[Data in this exercise start]

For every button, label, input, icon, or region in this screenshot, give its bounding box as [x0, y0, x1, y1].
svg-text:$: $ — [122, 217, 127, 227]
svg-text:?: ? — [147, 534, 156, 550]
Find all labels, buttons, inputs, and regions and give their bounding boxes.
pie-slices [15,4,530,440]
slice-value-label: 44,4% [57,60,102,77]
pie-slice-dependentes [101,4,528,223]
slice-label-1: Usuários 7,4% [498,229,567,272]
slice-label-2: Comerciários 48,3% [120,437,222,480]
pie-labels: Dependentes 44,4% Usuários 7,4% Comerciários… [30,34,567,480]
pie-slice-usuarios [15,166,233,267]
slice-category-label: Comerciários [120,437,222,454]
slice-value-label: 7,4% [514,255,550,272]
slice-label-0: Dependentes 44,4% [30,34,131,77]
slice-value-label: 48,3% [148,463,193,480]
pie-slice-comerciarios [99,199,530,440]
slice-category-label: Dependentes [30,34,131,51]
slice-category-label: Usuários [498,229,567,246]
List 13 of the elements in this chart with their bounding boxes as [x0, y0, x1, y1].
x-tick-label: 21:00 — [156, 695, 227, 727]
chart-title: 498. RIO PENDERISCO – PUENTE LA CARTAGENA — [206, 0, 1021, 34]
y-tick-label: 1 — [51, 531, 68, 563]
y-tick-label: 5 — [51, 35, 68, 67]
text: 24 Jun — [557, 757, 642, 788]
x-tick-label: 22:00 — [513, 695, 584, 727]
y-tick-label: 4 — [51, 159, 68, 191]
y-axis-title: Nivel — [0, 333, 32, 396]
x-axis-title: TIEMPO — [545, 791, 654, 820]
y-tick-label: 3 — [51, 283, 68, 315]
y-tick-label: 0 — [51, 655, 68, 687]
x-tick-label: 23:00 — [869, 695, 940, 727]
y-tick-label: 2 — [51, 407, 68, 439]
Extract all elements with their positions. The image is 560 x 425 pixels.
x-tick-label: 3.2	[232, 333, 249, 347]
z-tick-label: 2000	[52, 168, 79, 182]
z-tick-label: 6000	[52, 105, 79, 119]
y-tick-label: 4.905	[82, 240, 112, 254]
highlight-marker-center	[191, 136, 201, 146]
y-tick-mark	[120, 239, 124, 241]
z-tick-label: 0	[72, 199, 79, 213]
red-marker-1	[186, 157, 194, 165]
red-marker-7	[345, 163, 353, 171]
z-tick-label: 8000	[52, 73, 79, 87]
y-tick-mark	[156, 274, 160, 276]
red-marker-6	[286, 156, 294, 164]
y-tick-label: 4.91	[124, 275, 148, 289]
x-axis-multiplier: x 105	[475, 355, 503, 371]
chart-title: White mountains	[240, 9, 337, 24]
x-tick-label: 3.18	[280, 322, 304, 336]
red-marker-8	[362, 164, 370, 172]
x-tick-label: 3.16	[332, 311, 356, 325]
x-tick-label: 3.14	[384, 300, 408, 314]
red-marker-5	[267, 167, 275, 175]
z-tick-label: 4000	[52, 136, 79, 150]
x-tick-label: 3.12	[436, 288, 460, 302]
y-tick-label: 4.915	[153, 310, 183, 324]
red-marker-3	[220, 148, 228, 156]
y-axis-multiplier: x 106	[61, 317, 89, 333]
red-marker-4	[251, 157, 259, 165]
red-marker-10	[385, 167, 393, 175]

[Data in this exercise end]

** Aim **
Please reproduce every one of the lines above without changing a single character.

** The output **
For every button, label, input, icon, or region in this screenshot, give its bounding box as [x0, y0, x1, y1].
svg-text:$: $ — [122, 217, 127, 227]
svg-text:?: ? — [147, 534, 156, 550]
Find all labels, buttons, inputs, and regions and give their bounding boxes.
pie-slices [15,4,530,440]
slice-value-label: 44,4% [57,60,102,77]
pie-slice-dependentes [101,4,528,223]
slice-label-1: Usuários 7,4% [498,229,567,272]
slice-label-2: Comerciários 48,3% [120,437,222,480]
pie-labels: Dependentes 44,4% Usuários 7,4% Comerciários… [30,34,567,480]
pie-slice-usuarios [15,166,233,267]
slice-category-label: Comerciários [120,437,222,454]
slice-value-label: 7,4% [514,255,550,272]
slice-label-0: Dependentes 44,4% [30,34,131,77]
slice-value-label: 48,3% [148,463,193,480]
pie-slice-comerciarios [99,199,530,440]
slice-category-label: Dependentes [30,34,131,51]
slice-category-label: Usuários [498,229,567,246]
List 13 of the elements in this chart with their bounding boxes as [x0, y0, x1, y1].
x-tick-label: 21:00 — [156, 695, 227, 727]
chart-title: 498. RIO PENDERISCO – PUENTE LA CARTAGENA — [206, 0, 1021, 34]
y-tick-label: 1 — [51, 531, 68, 563]
y-tick-label: 5 — [51, 35, 68, 67]
text: 24 Jun — [557, 757, 642, 788]
x-tick-label: 22:00 — [513, 695, 584, 727]
y-tick-label: 4 — [51, 159, 68, 191]
y-axis-title: Nivel — [0, 333, 32, 396]
x-axis-title: TIEMPO — [545, 791, 654, 820]
y-tick-label: 3 — [51, 283, 68, 315]
y-tick-label: 0 — [51, 655, 68, 687]
x-tick-label: 23:00 — [869, 695, 940, 727]
y-tick-label: 2 — [51, 407, 68, 439]
Extract all elements with their positions. The image is 560 x 425 pixels.
x-tick-label: 3.2	[232, 333, 249, 347]
z-tick-label: 2000	[52, 168, 79, 182]
z-tick-label: 6000	[52, 105, 79, 119]
y-tick-label: 4.905	[82, 240, 112, 254]
highlight-marker-center	[191, 136, 201, 146]
y-tick-mark	[120, 239, 124, 241]
z-tick-label: 0	[72, 199, 79, 213]
red-marker-1	[186, 157, 194, 165]
red-marker-7	[345, 163, 353, 171]
z-tick-label: 8000	[52, 73, 79, 87]
y-tick-mark	[156, 274, 160, 276]
red-marker-6	[286, 156, 294, 164]
y-tick-label: 4.91	[124, 275, 148, 289]
x-axis-multiplier: x 105	[475, 355, 503, 371]
chart-title: White mountains	[240, 9, 337, 24]
x-tick-label: 3.18	[280, 322, 304, 336]
red-marker-8	[362, 164, 370, 172]
x-tick-label: 3.16	[332, 311, 356, 325]
x-tick-label: 3.14	[384, 300, 408, 314]
red-marker-5	[267, 167, 275, 175]
z-tick-label: 4000	[52, 136, 79, 150]
x-tick-label: 3.12	[436, 288, 460, 302]
y-tick-label: 4.915	[153, 310, 183, 324]
red-marker-3	[220, 148, 228, 156]
y-axis-multiplier: x 106	[61, 317, 89, 333]
red-marker-4	[251, 157, 259, 165]
red-marker-10	[385, 167, 393, 175]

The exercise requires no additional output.